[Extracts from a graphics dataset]
+++

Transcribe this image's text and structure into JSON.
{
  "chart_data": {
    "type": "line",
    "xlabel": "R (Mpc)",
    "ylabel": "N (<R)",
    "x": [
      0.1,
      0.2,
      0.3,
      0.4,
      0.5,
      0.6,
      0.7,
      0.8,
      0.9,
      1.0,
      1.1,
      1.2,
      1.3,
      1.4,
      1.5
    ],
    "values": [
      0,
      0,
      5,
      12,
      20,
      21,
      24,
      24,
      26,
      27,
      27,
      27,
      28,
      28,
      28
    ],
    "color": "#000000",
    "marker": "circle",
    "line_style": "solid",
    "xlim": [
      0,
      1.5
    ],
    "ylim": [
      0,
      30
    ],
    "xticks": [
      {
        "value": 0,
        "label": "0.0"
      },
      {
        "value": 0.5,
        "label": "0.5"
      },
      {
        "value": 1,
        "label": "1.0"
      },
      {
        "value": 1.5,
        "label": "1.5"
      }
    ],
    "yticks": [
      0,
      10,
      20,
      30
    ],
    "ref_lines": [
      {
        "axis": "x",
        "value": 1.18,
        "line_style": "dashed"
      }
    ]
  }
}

+++

* [Aim] Write the material out again word for word.

* [Answer to the task]
Transcribe this image's text and structure into JSON.
{
  "chart_data": {
    "type": "line",
    "xlabel": "R (Mpc)",
    "ylabel": "N (<R)",
    "x": [
      0.1,
      0.2,
      0.3,
      0.4,
      0.5,
      0.6,
      0.7,
      0.8,
      0.9,
      1.0,
      1.1,
      1.2,
      1.3,
      1.4,
      1.5
    ],
    "values": [
      0,
      0,
      5,
      12,
      20,
      21,
      24,
      24,
      26,
      27,
      27,
      27,
      28,
      28,
      28
    ],
    "color": "#000000",
    "marker": "circle",
    "line_style": "solid",
    "xlim": [
      0,
      1.5
    ],
    "ylim": [
      0,
      30
    ],
    "xticks": [
      {
        "value": 0,
        "label": "0.0"
      },
      {
        "value": 0.5,
        "label": "0.5"
      },
      {
        "value": 1,
        "label": "1.0"
      },
      {
        "value": 1.5,
        "label": "1.5"
      }
    ],
    "yticks": [
      0,
      10,
      20,
      30
    ],
    "ref_lines": [
      {
        "axis": "x",
        "value": 1.18,
        "line_style": "dashed"
      }
    ]
  }
}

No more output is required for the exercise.